» **What is asked**: Select the lines that contain "uresničitev" and copy each of them.

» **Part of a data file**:
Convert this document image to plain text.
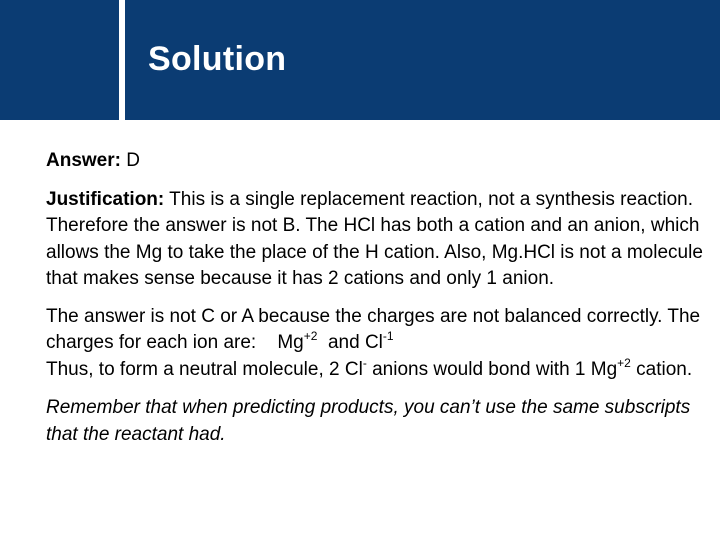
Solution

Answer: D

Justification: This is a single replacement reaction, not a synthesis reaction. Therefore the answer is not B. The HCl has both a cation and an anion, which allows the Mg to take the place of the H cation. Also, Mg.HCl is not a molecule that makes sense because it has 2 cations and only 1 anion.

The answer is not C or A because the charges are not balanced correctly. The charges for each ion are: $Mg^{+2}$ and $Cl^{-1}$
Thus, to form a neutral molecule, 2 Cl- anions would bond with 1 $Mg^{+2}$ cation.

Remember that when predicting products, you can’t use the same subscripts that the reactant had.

---

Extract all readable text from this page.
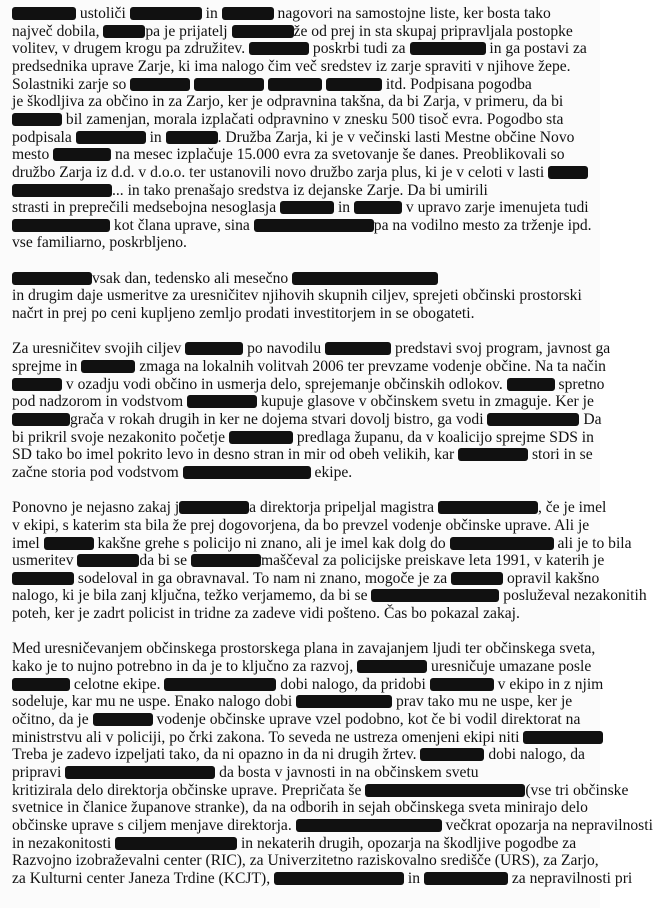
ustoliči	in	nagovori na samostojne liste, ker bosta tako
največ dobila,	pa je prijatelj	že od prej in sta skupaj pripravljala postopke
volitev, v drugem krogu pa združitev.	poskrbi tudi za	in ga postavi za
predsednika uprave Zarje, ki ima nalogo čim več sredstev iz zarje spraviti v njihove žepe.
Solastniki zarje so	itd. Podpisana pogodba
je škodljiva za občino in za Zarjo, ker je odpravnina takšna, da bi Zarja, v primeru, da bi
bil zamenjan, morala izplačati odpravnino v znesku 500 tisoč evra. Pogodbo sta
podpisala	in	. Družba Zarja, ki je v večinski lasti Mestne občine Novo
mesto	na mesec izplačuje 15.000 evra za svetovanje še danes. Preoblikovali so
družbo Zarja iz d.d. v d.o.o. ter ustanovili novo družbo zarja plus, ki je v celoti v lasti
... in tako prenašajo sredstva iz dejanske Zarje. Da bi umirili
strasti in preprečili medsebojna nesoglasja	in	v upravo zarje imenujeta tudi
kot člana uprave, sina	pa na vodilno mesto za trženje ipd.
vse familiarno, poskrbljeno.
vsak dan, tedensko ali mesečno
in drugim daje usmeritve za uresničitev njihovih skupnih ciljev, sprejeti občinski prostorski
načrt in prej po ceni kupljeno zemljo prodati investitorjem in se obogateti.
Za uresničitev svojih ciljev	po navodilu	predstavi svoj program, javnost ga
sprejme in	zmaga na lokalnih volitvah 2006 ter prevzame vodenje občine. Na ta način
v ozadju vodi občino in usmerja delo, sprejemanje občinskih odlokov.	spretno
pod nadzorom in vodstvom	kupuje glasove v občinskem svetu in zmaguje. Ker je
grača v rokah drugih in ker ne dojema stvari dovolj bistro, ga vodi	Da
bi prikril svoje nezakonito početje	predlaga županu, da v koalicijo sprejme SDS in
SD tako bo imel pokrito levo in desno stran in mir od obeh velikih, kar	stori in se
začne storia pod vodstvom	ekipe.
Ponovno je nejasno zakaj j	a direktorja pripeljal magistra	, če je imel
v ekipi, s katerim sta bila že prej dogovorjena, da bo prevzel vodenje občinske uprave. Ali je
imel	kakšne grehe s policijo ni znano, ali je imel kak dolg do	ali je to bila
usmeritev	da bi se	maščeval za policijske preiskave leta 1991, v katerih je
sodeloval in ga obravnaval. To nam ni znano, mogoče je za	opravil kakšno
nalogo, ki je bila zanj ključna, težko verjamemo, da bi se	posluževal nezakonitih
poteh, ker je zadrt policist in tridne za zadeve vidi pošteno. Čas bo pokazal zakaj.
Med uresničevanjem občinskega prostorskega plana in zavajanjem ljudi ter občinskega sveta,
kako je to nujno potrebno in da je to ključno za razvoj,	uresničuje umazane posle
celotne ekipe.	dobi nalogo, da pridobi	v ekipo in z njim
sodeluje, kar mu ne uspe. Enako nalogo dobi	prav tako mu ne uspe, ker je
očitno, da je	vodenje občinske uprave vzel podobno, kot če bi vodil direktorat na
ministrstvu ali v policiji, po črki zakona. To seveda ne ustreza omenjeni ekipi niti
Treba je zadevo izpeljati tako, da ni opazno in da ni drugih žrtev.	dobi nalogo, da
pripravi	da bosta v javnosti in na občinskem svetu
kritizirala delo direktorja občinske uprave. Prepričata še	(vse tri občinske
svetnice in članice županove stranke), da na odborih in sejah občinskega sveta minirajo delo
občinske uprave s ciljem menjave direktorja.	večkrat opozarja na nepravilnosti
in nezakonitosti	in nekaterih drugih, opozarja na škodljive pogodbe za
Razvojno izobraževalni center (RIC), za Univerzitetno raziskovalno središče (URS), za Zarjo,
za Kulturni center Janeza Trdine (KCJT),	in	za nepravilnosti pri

==

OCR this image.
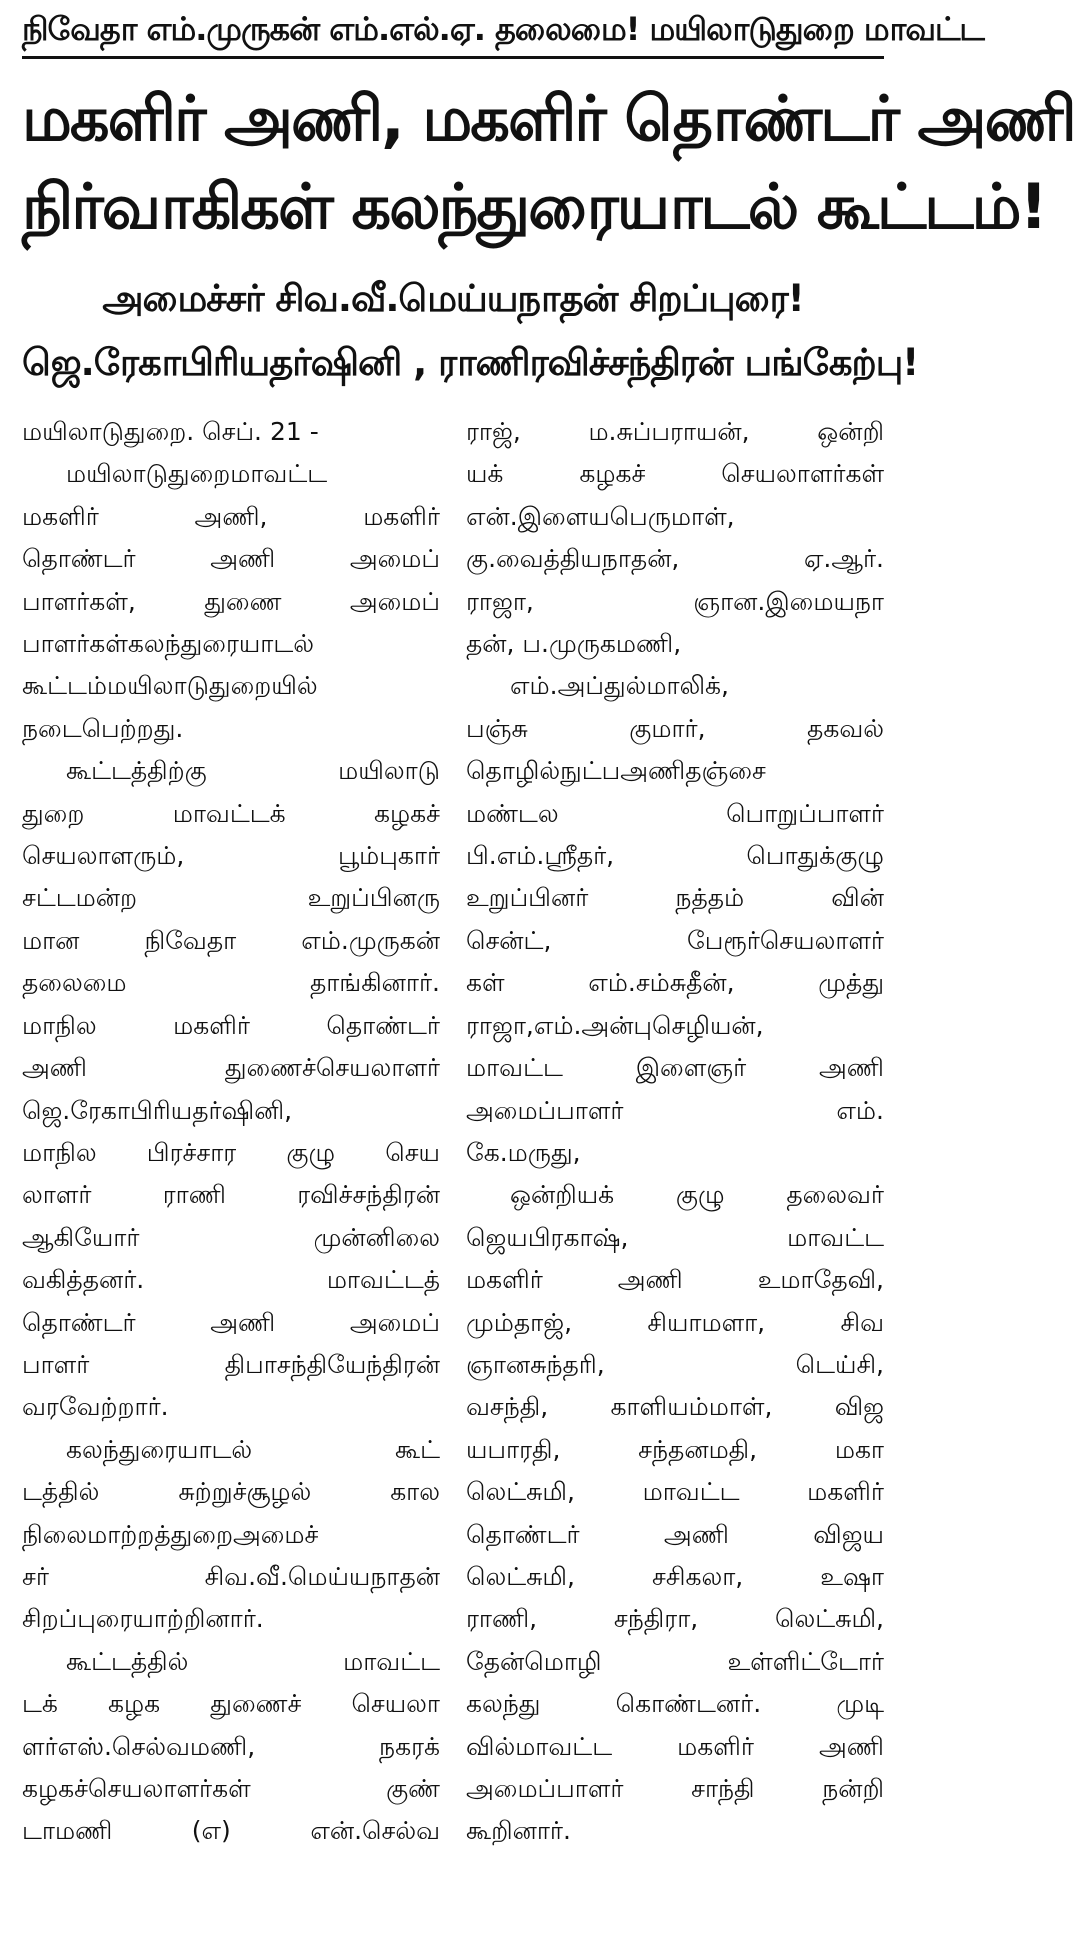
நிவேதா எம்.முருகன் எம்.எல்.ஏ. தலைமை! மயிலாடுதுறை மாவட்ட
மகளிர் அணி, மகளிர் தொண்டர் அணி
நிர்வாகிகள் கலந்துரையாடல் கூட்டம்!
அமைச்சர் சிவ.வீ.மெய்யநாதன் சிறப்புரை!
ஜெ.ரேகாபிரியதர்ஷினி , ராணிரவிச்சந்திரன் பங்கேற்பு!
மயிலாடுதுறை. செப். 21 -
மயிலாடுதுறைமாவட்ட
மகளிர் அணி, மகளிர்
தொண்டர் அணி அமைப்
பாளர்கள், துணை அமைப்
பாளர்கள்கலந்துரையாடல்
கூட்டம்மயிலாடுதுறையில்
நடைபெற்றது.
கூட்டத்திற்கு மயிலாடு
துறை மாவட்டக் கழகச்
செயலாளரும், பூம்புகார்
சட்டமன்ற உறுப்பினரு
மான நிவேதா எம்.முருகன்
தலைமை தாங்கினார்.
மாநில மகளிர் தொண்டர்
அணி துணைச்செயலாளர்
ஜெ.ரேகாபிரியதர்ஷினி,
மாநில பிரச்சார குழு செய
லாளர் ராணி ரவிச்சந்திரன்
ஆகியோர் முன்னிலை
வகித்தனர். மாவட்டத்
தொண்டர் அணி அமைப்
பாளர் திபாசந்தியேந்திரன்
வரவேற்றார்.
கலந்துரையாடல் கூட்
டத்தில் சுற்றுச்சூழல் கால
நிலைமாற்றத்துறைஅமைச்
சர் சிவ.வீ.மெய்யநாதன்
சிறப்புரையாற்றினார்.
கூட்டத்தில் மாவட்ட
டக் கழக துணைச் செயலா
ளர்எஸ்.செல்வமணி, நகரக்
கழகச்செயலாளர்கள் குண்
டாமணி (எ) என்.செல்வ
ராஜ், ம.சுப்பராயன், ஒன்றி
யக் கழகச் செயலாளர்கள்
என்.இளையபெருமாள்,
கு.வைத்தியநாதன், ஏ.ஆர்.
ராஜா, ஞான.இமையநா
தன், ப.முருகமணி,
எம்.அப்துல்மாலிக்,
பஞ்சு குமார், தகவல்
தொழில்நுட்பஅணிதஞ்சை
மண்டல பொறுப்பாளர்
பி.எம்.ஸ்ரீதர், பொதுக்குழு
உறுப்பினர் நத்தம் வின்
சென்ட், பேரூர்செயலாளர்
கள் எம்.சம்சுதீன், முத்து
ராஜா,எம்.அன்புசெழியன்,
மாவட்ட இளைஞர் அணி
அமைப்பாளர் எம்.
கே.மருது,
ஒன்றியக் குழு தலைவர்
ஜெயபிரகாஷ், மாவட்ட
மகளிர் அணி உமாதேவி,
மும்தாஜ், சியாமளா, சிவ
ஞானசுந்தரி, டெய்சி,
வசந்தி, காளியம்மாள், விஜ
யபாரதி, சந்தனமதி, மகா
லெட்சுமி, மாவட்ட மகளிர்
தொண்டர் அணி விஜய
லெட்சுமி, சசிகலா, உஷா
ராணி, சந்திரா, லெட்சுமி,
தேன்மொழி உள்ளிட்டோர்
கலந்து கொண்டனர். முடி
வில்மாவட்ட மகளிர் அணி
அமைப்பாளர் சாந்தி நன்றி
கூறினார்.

» **Answer to the problem**:
in drugim daje usmeritve za uresničitev njihovih skupnih ciljev, sprejeti občinski prostorski
Za uresničitev svojih ciljev	po navodilu	predstavi svoj program, javnost ga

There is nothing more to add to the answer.